DIRECTION A: From the article on the commercial furniture industry survey, list every continent the survey was sent to.
DIRECTION B: Rewrite the paragraph beginning "The survey uses index numbers" from the furniture survey article as a short bulleted list that keeps its main facts.
DIRECTION C: Please write a continuation of the furniture industry survey article, starting after its last sentence.

═════ PAGE ═════

The survey — which will repeat in October — was sent to more than 525 individuals involved with the commercial furniture industry’s manufacturing and supply chain from Africa, Asia, Australia, Europe, North America and South America, with companies ranging from $500,000 to $1 billion-plus in sales.
In the survey, MADA focuses on 10 key business activities, and respondents rate each area on a scale of 1-10, from lowest to highest.
The activities include gross shipments, order backlog/incoming orders, employment levels, manufacturing hours (overtime vs. reduced hours), capital investment, tooling expenditures, new product development, raw material costs, employee costs and the respondents’ personal outlook on the industry.
The survey uses index numbers to quantify how the industry currently is performing. An index of 100 means things couldn’t be better, an index of 1 is absolutely the worst and an index of 50 means it is neutral — no change up or down.
Michael Dunlap, owner and president at MADA, said he did an unusual thing this quarter and compared the survey results to two previous quarters instead of just one, since he considered the Q1 2019 results, in which all indexes fell, to be a “dramatic” anomaly.
Eight out of 10 index values in the Q2 report improved from the previous quarter, and the July 2019 overall index of 58.90 is just slightly above the survey average, he said.
With the exception of gross sales and order backlog — which jumped by more than 16 points apiece — Dunlap said all are within normal or acceptable values compared to the survey averages.
“In spite of the first-quarter declines, we believe that the industry remains very strong,” he said.
Raw materials costs continue to rise, according to the survey results, coinciding with the slight decline in respondents’ “personal outlook” — which is a “purely emotional question” that measures sentiment of top industry executives, Dunlap said.
He added it’s reasonable to believe tariffs will dampen even further the third and fourth quarter raw materials costs indexes.
The increase in the number of hours worked and the employment index, which measures the degree of increase or decrease in employment levels, indicate the tight labor market continues, Dunlap said.
“We view this is still reflective of the inability to fill both entry-level and skilled positions, which are still driving up hiring and hours worked. Overtime remains the norm, not the exception,” he said.
The most frequently cited perceived threats to the industry’s success were tariffs, travel, transportation and logistics costs, according to the survey.
July 2019 survey highlights
Gross shipments index*: July 2019, 74; April 2019, 57.73; January 2019, 64.40; survey average, 58.49; previous all-time high and low: July 2018, 66.86, and July 2009, 41.40
*The July 2019 gross shipments index jumped more than 16 points to 74, reflecting the rate of change over the first quarter, which was unusually low — below the 58.49 survey average and the previous six months, Dunlap said, adding “this may reflect a distorted image of the actual situation.”
Order backlog index*: July 2019, 71.50; April 2019, 55; January 2019, 67.92; survey average, 57.99; previous all-time high, January 2019, 67.92
*The July 2019 order backlog index of 71.50 also jumped by more than 16 points over the first quarter and is the highest recorded index in this category, also distorted by the first-quarter anomaly, Dunlap said.

═════ DATASET ENTRIES ═════

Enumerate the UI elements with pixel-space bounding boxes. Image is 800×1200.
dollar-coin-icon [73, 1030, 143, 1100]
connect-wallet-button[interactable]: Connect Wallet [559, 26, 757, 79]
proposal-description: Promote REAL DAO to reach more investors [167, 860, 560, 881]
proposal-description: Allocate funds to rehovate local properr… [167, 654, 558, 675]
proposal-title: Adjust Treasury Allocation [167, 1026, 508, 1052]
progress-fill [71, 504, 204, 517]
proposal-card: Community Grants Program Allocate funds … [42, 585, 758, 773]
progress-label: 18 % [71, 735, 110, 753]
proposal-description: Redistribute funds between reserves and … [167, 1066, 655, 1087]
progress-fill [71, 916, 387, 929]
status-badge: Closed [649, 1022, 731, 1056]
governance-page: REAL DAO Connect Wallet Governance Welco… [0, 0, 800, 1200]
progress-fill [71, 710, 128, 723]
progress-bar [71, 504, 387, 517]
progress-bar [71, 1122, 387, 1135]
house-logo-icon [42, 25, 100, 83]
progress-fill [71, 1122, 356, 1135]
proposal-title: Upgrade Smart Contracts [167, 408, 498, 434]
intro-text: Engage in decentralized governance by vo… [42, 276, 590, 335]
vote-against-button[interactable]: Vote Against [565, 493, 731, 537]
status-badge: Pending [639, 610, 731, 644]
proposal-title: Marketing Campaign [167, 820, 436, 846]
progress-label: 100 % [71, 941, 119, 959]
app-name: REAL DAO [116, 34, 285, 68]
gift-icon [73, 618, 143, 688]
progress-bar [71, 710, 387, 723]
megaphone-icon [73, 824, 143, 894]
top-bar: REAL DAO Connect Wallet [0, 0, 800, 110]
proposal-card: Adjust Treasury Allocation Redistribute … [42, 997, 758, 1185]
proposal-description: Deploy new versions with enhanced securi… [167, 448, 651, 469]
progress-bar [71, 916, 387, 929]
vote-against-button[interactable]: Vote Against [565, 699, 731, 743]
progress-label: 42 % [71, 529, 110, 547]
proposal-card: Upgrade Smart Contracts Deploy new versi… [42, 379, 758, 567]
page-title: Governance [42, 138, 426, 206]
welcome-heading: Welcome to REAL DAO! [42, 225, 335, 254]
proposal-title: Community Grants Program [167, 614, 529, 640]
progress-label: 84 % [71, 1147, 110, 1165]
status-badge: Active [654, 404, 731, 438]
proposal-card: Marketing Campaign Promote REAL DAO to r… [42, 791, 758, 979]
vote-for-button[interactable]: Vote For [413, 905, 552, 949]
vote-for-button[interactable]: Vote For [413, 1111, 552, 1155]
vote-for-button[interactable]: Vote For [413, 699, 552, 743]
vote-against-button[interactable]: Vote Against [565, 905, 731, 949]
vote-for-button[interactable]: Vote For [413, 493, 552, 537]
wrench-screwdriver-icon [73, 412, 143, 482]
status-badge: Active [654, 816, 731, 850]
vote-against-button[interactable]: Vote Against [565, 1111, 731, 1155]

═════

TASK RESPONSE A: Africa, Asia, Australia, Europe, North America, South America

TASK RESPONSE B:
- The survey uses index numbers to measure how the industry is currently performing.
- 100: things couldn't be better.
- 1: absolutely the worst.
- 50: neutral, with no change up or down.

TASK RESPONSE C:
He added he will continue to watch the index values of gross shipments and order backlogs “very closely during the third and fourth quarters of 2019.”
Employment index: July 2019, 57; April 2019, 55; January 2019, 55.20; survey average, 52.69
Hours worked index*: July 2019, 61.67; April 2019, 56.11; January 2019, 59.58; survey average, 56.05
*The hours worked index is closely tied to the employment index. When the hours worked index exceeds the mid-50s, usually due to overtime, the following one or two quarters often see increases in the employment index, Dunlap said. The July 2019 hours worked index is the highest since July 2017.
Capital expenditures index: July 2019, 54.74; April 2019, 54.29; January 2019, 61.20; survey average, 55.91; all-time high: April 2017, 64.74
Tooling expenditures index*: July 2019, 52.78; April 2019, 52.50; January 2019, 57.50; survey average, 56.43; all-time high: April 2017, 66.65
*The tooling expenditures index tends to remain steady and typically tracks along with capital expenditures, but the continued below average index during the second quarter is “an unpleasant surprise,” Dunlap said.
New product development index*: July 2019, 61.05; April 2019, 59.55; January 2019, 64.40; survey average, 63.26; all-time high: April 2015, 69.70
*The July 2019 index rebounded by 1.5 index points after the April 2019 index declined by almost six points. Both are below the survey average but return the index to the low 60s, the survey average.
Raw material costs index*: July 2019, 44.44; April 2019, 45.91; January 2019, 47.40; survey average, 44.87
*The lower the number indicated by this index, the higher the supply costs. Many commodity prices in the second quarter of 2019 continued to increase as “tariffs were felt during this quarter that were not reflected in the fourth quarter of 2018 or first quarter of 2019,” Dunlap said. “We suspect that this will worsen in the third and fourth quarters of 2019.”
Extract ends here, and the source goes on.